**Description of the task**
Retype the tail of the data exactly, starting at the line containing "OCR this image." and stopping at the last line.

— START —

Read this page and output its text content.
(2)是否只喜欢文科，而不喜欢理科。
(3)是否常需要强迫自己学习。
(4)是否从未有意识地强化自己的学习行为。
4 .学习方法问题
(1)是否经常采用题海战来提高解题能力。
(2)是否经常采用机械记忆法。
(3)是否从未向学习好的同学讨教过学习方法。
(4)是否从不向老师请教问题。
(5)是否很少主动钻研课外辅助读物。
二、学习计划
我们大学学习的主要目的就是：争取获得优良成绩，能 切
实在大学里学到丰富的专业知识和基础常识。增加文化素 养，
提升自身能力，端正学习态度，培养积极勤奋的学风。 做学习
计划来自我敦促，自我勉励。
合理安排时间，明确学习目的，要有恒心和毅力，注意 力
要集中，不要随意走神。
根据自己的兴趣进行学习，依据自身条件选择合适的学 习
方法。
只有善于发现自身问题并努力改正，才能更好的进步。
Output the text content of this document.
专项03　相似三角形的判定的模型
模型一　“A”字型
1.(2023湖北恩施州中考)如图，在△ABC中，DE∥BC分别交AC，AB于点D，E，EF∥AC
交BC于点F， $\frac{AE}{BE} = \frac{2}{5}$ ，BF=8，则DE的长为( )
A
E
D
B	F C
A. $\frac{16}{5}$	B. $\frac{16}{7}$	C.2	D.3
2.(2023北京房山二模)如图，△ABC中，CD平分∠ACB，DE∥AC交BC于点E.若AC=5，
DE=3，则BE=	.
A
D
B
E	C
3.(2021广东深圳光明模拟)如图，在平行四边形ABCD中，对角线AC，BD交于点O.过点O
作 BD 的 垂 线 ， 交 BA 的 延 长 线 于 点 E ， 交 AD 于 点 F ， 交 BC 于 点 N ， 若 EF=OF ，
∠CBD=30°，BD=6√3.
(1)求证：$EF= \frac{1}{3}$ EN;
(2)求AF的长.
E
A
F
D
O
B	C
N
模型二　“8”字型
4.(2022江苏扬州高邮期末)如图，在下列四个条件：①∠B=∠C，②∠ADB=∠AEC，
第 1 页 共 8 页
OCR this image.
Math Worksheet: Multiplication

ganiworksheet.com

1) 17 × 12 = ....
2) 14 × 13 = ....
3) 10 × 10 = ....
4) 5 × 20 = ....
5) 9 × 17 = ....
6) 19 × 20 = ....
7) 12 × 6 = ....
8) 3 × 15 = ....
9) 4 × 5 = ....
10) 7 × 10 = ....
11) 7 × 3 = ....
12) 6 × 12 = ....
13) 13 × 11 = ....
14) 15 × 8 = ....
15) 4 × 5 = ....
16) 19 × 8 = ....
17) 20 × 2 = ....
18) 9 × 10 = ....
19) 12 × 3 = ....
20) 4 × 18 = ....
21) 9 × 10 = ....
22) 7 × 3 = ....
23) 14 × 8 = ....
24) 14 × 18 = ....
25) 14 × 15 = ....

— END —

**Reply to the task**
OCR this image.
Math Worksheet: Multiplication

ganiworksheet.com

1) 17 × 12 = ....
2) 14 × 13 = ....
3) 10 × 10 = ....
4) 5 × 20 = ....
5) 9 × 17 = ....
6) 19 × 20 = ....
7) 12 × 6 = ....
8) 3 × 15 = ....
9) 4 × 5 = ....
10) 7 × 10 = ....
11) 7 × 3 = ....
12) 6 × 12 = ....
13) 13 × 11 = ....
14) 15 × 8 = ....
15) 4 × 5 = ....
16) 19 × 8 = ....
17) 20 × 2 = ....
18) 9 × 10 = ....
19) 12 × 3 = ....
20) 4 × 18 = ....
21) 9 × 10 = ....
22) 7 × 3 = ....
23) 14 × 8 = ....
24) 14 × 18 = ....
25) 14 × 15 = ....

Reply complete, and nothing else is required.